Annotated element entries
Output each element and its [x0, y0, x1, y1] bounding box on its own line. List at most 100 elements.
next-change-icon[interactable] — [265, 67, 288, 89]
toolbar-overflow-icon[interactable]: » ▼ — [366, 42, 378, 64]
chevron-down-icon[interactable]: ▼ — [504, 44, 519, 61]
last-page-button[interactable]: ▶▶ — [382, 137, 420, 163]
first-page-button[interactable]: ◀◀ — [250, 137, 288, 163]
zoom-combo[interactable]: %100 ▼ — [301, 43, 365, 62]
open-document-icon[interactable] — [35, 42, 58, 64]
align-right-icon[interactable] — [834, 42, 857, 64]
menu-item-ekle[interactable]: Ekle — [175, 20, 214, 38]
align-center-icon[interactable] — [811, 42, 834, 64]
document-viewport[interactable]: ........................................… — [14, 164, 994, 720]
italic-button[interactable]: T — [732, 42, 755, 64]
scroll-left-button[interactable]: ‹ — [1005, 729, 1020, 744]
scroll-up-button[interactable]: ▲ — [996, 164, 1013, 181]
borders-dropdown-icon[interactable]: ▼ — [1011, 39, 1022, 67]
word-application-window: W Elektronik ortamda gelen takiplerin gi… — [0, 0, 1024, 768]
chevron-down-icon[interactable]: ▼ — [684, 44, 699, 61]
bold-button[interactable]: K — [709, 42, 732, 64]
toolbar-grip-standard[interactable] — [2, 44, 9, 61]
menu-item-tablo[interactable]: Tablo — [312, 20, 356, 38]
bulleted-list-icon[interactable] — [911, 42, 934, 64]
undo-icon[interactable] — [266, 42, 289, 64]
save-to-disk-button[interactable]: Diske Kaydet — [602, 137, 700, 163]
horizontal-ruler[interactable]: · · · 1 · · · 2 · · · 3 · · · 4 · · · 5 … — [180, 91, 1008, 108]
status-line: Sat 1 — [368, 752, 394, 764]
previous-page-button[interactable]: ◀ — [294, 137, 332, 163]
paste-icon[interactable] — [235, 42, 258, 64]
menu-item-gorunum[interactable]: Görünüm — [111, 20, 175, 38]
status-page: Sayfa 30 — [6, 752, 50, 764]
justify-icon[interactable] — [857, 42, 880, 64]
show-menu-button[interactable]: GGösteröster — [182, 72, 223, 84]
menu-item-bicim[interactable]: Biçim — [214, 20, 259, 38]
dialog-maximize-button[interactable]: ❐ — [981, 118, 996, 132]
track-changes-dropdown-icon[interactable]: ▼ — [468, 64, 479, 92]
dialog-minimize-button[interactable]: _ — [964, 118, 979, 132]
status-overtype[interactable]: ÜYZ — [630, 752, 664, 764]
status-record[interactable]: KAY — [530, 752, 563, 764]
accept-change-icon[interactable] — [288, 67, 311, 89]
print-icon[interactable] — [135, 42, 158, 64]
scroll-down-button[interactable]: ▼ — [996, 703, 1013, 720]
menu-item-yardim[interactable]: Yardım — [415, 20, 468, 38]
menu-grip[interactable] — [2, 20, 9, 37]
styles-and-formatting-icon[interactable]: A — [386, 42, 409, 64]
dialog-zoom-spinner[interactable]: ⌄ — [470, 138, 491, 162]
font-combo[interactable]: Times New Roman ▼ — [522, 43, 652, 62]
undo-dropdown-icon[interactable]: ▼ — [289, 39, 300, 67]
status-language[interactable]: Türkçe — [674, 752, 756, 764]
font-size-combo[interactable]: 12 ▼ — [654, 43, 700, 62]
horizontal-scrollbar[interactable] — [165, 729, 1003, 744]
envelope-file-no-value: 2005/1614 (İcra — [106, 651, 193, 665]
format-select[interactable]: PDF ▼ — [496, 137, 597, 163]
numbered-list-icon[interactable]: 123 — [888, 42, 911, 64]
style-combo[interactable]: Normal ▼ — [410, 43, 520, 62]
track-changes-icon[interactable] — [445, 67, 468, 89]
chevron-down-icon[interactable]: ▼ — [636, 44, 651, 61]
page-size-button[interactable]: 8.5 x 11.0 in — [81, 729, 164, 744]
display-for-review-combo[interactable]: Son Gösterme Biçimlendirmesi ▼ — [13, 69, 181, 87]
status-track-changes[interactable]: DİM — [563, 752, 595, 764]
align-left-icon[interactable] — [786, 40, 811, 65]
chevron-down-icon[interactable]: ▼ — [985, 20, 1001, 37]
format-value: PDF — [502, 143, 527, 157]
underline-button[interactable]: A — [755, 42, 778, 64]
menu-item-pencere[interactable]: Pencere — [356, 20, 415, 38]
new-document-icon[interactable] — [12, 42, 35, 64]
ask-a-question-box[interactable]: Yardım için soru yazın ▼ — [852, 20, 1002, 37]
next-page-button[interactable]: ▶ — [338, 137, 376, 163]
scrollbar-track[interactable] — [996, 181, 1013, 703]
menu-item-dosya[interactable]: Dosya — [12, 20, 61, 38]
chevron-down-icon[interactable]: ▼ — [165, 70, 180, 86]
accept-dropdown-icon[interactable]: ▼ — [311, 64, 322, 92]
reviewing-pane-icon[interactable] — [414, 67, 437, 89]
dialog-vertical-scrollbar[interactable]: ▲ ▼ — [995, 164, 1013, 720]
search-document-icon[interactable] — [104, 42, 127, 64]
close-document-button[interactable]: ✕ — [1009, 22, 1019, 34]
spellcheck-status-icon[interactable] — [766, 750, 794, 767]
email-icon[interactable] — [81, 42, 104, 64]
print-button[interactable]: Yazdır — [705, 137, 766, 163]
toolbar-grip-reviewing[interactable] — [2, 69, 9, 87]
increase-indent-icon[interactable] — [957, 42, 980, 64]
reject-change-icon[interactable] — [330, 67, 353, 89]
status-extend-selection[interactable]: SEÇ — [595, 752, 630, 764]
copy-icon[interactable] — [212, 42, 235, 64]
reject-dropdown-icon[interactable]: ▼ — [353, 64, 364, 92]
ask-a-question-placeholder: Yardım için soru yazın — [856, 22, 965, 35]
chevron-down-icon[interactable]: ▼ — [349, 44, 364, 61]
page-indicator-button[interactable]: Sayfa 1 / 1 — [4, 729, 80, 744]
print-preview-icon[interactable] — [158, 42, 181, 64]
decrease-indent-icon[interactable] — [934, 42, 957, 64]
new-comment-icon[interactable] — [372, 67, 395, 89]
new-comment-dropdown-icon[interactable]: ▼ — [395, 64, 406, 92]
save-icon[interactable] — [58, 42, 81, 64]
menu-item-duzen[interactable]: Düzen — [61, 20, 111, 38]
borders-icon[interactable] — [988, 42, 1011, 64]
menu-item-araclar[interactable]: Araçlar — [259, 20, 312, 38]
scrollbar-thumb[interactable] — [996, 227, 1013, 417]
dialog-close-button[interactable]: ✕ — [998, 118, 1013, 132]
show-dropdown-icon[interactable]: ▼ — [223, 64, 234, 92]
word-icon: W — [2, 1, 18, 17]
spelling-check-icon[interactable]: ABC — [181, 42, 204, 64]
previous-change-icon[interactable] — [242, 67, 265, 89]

• _WHAT IS EXPECTED_:
Rewrite every line of the records above, replacing "interactable" with "clickable" wherever it occurs and leaving everything else unchanged.

• _TASK RESPONSE_:
Output each element and its [x0, y0, x1, y1] bounding box on its own line. List at most 100 elements.
next-change-icon[clickable] — [265, 67, 288, 89]
toolbar-overflow-icon[clickable]: » ▼ — [366, 42, 378, 64]
chevron-down-icon[clickable]: ▼ — [504, 44, 519, 61]
last-page-button[clickable]: ▶▶ — [382, 137, 420, 163]
first-page-button[clickable]: ◀◀ — [250, 137, 288, 163]
zoom-combo[clickable]: %100 ▼ — [301, 43, 365, 62]
open-document-icon[clickable] — [35, 42, 58, 64]
align-right-icon[clickable] — [834, 42, 857, 64]
menu-item-ekle[clickable]: Ekle — [175, 20, 214, 38]
align-center-icon[clickable] — [811, 42, 834, 64]
document-viewport[clickable]: ........................................… — [14, 164, 994, 720]
italic-button[clickable]: T — [732, 42, 755, 64]
scroll-left-button[clickable]: ‹ — [1005, 729, 1020, 744]
scroll-up-button[clickable]: ▲ — [996, 164, 1013, 181]
borders-dropdown-icon[clickable]: ▼ — [1011, 39, 1022, 67]
word-application-window: W Elektronik ortamda gelen takiplerin gi… — [0, 0, 1024, 768]
chevron-down-icon[clickable]: ▼ — [684, 44, 699, 61]
bold-button[clickable]: K — [709, 42, 732, 64]
toolbar-grip-standard[clickable] — [2, 44, 9, 61]
menu-item-tablo[clickable]: Tablo — [312, 20, 356, 38]
bulleted-list-icon[clickable] — [911, 42, 934, 64]
undo-icon[clickable] — [266, 42, 289, 64]
save-to-disk-button[clickable]: Diske Kaydet — [602, 137, 700, 163]
horizontal-ruler[clickable]: · · · 1 · · · 2 · · · 3 · · · 4 · · · 5 … — [180, 91, 1008, 108]
status-line: Sat 1 — [368, 752, 394, 764]
previous-page-button[clickable]: ◀ — [294, 137, 332, 163]
paste-icon[clickable] — [235, 42, 258, 64]
menu-item-gorunum[clickable]: Görünüm — [111, 20, 175, 38]
status-page: Sayfa 30 — [6, 752, 50, 764]
justify-icon[clickable] — [857, 42, 880, 64]
show-menu-button[clickable]: GGösteröster — [182, 72, 223, 84]
menu-item-bicim[clickable]: Biçim — [214, 20, 259, 38]
dialog-maximize-button[clickable]: ❐ — [981, 118, 996, 132]
track-changes-dropdown-icon[clickable]: ▼ — [468, 64, 479, 92]
dialog-minimize-button[clickable]: _ — [964, 118, 979, 132]
status-overtype[clickable]: ÜYZ — [630, 752, 664, 764]
status-record[clickable]: KAY — [530, 752, 563, 764]
accept-change-icon[clickable] — [288, 67, 311, 89]
print-icon[clickable] — [135, 42, 158, 64]
scroll-down-button[clickable]: ▼ — [996, 703, 1013, 720]
menu-item-yardim[clickable]: Yardım — [415, 20, 468, 38]
menu-grip[clickable] — [2, 20, 9, 37]
styles-and-formatting-icon[clickable]: A — [386, 42, 409, 64]
dialog-zoom-spinner[clickable]: ⌄ — [470, 138, 491, 162]
font-combo[clickable]: Times New Roman ▼ — [522, 43, 652, 62]
undo-dropdown-icon[clickable]: ▼ — [289, 39, 300, 67]
status-language[clickable]: Türkçe — [674, 752, 756, 764]
font-size-combo[clickable]: 12 ▼ — [654, 43, 700, 62]
horizontal-scrollbar[clickable] — [165, 729, 1003, 744]
envelope-file-no-value: 2005/1614 (İcra — [106, 651, 193, 665]
format-select[clickable]: PDF ▼ — [496, 137, 597, 163]
numbered-list-icon[clickable]: 123 — [888, 42, 911, 64]
style-combo[clickable]: Normal ▼ — [410, 43, 520, 62]
track-changes-icon[clickable] — [445, 67, 468, 89]
chevron-down-icon[clickable]: ▼ — [636, 44, 651, 61]
page-size-button[clickable]: 8.5 x 11.0 in — [81, 729, 164, 744]
display-for-review-combo[clickable]: Son Gösterme Biçimlendirmesi ▼ — [13, 69, 181, 87]
status-track-changes[clickable]: DİM — [563, 752, 595, 764]
align-left-icon[clickable] — [786, 40, 811, 65]
chevron-down-icon[clickable]: ▼ — [985, 20, 1001, 37]
format-value: PDF — [502, 143, 527, 157]
underline-button[clickable]: A — [755, 42, 778, 64]
menu-item-pencere[clickable]: Pencere — [356, 20, 415, 38]
new-document-icon[clickable] — [12, 42, 35, 64]
ask-a-question-box[clickable]: Yardım için soru yazın ▼ — [852, 20, 1002, 37]
next-page-button[clickable]: ▶ — [338, 137, 376, 163]
scrollbar-track[clickable] — [996, 181, 1013, 703]
menu-item-dosya[clickable]: Dosya — [12, 20, 61, 38]
chevron-down-icon[clickable]: ▼ — [165, 70, 180, 86]
accept-dropdown-icon[clickable]: ▼ — [311, 64, 322, 92]
reviewing-pane-icon[clickable] — [414, 67, 437, 89]
dialog-vertical-scrollbar[clickable]: ▲ ▼ — [995, 164, 1013, 720]
search-document-icon[clickable] — [104, 42, 127, 64]
close-document-button[clickable]: ✕ — [1009, 22, 1019, 34]
spellcheck-status-icon[clickable] — [766, 750, 794, 767]
email-icon[clickable] — [81, 42, 104, 64]
print-button[clickable]: Yazdır — [705, 137, 766, 163]
toolbar-grip-reviewing[clickable] — [2, 69, 9, 87]
increase-indent-icon[clickable] — [957, 42, 980, 64]
reject-change-icon[clickable] — [330, 67, 353, 89]
status-extend-selection[clickable]: SEÇ — [595, 752, 630, 764]
copy-icon[clickable] — [212, 42, 235, 64]
reject-dropdown-icon[clickable]: ▼ — [353, 64, 364, 92]
ask-a-question-placeholder: Yardım için soru yazın — [856, 22, 965, 35]
chevron-down-icon[clickable]: ▼ — [349, 44, 364, 61]
page-indicator-button[clickable]: Sayfa 1 / 1 — [4, 729, 80, 744]
print-preview-icon[clickable] — [158, 42, 181, 64]
decrease-indent-icon[clickable] — [934, 42, 957, 64]
new-comment-icon[clickable] — [372, 67, 395, 89]
new-comment-dropdown-icon[clickable]: ▼ — [395, 64, 406, 92]
save-icon[clickable] — [58, 42, 81, 64]
menu-item-duzen[clickable]: Düzen — [61, 20, 111, 38]
borders-icon[clickable] — [988, 42, 1011, 64]
menu-item-araclar[clickable]: Araçlar — [259, 20, 312, 38]
scrollbar-thumb[clickable] — [996, 227, 1013, 417]
dialog-close-button[clickable]: ✕ — [998, 118, 1013, 132]
show-dropdown-icon[clickable]: ▼ — [223, 64, 234, 92]
word-icon: W — [2, 1, 18, 17]
spelling-check-icon[clickable]: ABC — [181, 42, 204, 64]
previous-change-icon[clickable] — [242, 67, 265, 89]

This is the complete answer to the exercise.